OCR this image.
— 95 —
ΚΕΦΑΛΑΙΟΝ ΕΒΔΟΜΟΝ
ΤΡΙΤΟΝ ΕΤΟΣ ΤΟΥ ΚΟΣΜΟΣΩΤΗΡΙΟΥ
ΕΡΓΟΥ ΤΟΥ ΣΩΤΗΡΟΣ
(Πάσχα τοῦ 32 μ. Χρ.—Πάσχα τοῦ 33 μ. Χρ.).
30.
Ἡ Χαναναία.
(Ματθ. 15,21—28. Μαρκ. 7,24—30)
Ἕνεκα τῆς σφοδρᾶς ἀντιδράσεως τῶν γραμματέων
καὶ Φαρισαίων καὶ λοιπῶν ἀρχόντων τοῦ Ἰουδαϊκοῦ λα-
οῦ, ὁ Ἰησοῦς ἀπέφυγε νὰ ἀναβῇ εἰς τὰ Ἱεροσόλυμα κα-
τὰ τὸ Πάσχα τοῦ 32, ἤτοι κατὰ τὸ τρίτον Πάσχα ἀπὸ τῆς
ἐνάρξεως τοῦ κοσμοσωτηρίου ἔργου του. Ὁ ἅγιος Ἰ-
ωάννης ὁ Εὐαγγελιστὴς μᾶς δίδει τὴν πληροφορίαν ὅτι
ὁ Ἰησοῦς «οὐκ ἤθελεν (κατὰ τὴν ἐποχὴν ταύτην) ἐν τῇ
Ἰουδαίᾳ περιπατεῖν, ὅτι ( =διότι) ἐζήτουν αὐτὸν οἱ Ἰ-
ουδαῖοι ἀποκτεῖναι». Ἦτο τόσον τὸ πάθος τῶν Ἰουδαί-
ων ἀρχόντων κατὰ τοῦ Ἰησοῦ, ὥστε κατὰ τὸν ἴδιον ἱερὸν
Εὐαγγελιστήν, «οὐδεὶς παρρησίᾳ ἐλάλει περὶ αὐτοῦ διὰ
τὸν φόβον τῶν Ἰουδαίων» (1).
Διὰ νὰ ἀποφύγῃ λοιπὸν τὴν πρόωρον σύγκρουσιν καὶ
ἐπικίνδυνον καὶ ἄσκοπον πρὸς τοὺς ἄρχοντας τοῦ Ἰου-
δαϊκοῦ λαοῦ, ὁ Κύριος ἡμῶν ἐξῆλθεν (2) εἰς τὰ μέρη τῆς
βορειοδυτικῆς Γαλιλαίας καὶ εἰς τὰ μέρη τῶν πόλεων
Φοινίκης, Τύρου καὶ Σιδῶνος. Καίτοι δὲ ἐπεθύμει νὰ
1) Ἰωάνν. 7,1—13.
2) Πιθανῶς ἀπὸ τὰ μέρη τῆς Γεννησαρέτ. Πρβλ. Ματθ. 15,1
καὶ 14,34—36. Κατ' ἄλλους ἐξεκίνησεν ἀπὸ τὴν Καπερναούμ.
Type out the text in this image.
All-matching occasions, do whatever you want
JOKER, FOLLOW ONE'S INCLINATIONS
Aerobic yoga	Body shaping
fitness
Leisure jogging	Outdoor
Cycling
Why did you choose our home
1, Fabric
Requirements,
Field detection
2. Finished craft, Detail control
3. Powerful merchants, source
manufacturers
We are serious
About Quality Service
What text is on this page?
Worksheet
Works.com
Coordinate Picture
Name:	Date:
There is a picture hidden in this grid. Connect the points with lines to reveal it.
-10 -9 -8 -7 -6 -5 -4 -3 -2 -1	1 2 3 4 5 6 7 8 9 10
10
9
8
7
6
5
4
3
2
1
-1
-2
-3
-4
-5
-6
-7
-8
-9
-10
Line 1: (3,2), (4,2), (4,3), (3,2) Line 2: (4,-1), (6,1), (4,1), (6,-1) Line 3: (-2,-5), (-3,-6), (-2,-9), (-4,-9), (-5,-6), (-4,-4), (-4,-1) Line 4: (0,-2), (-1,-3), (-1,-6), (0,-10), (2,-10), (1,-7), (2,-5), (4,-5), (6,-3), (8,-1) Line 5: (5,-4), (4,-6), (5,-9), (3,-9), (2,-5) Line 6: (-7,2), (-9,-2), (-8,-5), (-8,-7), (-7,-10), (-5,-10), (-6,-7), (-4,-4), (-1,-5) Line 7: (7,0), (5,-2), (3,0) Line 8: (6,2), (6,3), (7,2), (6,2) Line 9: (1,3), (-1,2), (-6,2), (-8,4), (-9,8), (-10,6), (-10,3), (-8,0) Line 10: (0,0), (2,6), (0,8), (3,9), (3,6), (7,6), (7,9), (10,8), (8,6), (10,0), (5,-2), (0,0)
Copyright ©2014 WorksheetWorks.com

Your objective
Repeat every entry exactly, please.

Complete output
OCR this image.
— 95 —
ΚΕΦΑΛΑΙΟΝ ΕΒΔΟΜΟΝ
ΤΡΙΤΟΝ ΕΤΟΣ ΤΟΥ ΚΟΣΜΟΣΩΤΗΡΙΟΥ
ΕΡΓΟΥ ΤΟΥ ΣΩΤΗΡΟΣ
(Πάσχα τοῦ 32 μ. Χρ.—Πάσχα τοῦ 33 μ. Χρ.).
30.
Ἡ Χαναναία.
(Ματθ. 15,21—28. Μαρκ. 7,24—30)
Ἕνεκα τῆς σφοδρᾶς ἀντιδράσεως τῶν γραμματέων
καὶ Φαρισαίων καὶ λοιπῶν ἀρχόντων τοῦ Ἰουδαϊκοῦ λα-
οῦ, ὁ Ἰησοῦς ἀπέφυγε νὰ ἀναβῇ εἰς τὰ Ἱεροσόλυμα κα-
τὰ τὸ Πάσχα τοῦ 32, ἤτοι κατὰ τὸ τρίτον Πάσχα ἀπὸ τῆς
ἐνάρξεως τοῦ κοσμοσωτηρίου ἔργου του. Ὁ ἅγιος Ἰ-
ωάννης ὁ Εὐαγγελιστὴς μᾶς δίδει τὴν πληροφορίαν ὅτι
ὁ Ἰησοῦς «οὐκ ἤθελεν (κατὰ τὴν ἐποχὴν ταύτην) ἐν τῇ
Ἰουδαίᾳ περιπατεῖν, ὅτι ( =διότι) ἐζήτουν αὐτὸν οἱ Ἰ-
ουδαῖοι ἀποκτεῖναι». Ἦτο τόσον τὸ πάθος τῶν Ἰουδαί-
ων ἀρχόντων κατὰ τοῦ Ἰησοῦ, ὥστε κατὰ τὸν ἴδιον ἱερὸν
Εὐαγγελιστήν, «οὐδεὶς παρρησίᾳ ἐλάλει περὶ αὐτοῦ διὰ
τὸν φόβον τῶν Ἰουδαίων» (1).
Διὰ νὰ ἀποφύγῃ λοιπὸν τὴν πρόωρον σύγκρουσιν καὶ
ἐπικίνδυνον καὶ ἄσκοπον πρὸς τοὺς ἄρχοντας τοῦ Ἰου-
δαϊκοῦ λαοῦ, ὁ Κύριος ἡμῶν ἐξῆλθεν (2) εἰς τὰ μέρη τῆς
βορειοδυτικῆς Γαλιλαίας καὶ εἰς τὰ μέρη τῶν πόλεων
Φοινίκης, Τύρου καὶ Σιδῶνος. Καίτοι δὲ ἐπεθύμει νὰ
1) Ἰωάνν. 7,1—13.
2) Πιθανῶς ἀπὸ τὰ μέρη τῆς Γεννησαρέτ. Πρβλ. Ματθ. 15,1
καὶ 14,34—36. Κατ' ἄλλους ἐξεκίνησεν ἀπὸ τὴν Καπερναούμ.
Type out the text in this image.
All-matching occasions, do whatever you want
JOKER, FOLLOW ONE'S INCLINATIONS
Aerobic yoga	Body shaping
fitness
Leisure jogging	Outdoor
Cycling
Why did you choose our home
1, Fabric
Requirements,
Field detection
2. Finished craft, Detail control
3. Powerful merchants, source
manufacturers
We are serious
About Quality Service
What text is on this page?
Worksheet
Works.com
Coordinate Picture
Name:	Date:
There is a picture hidden in this grid. Connect the points with lines to reveal it.
-10 -9 -8 -7 -6 -5 -4 -3 -2 -1	1 2 3 4 5 6 7 8 9 10
10
9
8
7
6
5
4
3
2
1
-1
-2
-3
-4
-5
-6
-7
-8
-9
-10
Line 1: (3,2), (4,2), (4,3), (3,2) Line 2: (4,-1), (6,1), (4,1), (6,-1) Line 3: (-2,-5), (-3,-6), (-2,-9), (-4,-9), (-5,-6), (-4,-4), (-4,-1) Line 4: (0,-2), (-1,-3), (-1,-6), (0,-10), (2,-10), (1,-7), (2,-5), (4,-5), (6,-3), (8,-1) Line 5: (5,-4), (4,-6), (5,-9), (3,-9), (2,-5) Line 6: (-7,2), (-9,-2), (-8,-5), (-8,-7), (-7,-10), (-5,-10), (-6,-7), (-4,-4), (-1,-5) Line 7: (7,0), (5,-2), (3,0) Line 8: (6,2), (6,3), (7,2), (6,2) Line 9: (1,3), (-1,2), (-6,2), (-8,4), (-9,8), (-10,6), (-10,3), (-8,0) Line 10: (0,0), (2,6), (0,8), (3,9), (3,6), (7,6), (7,9), (10,8), (8,6), (10,0), (5,-2), (0,0)
Copyright ©2014 WorksheetWorks.com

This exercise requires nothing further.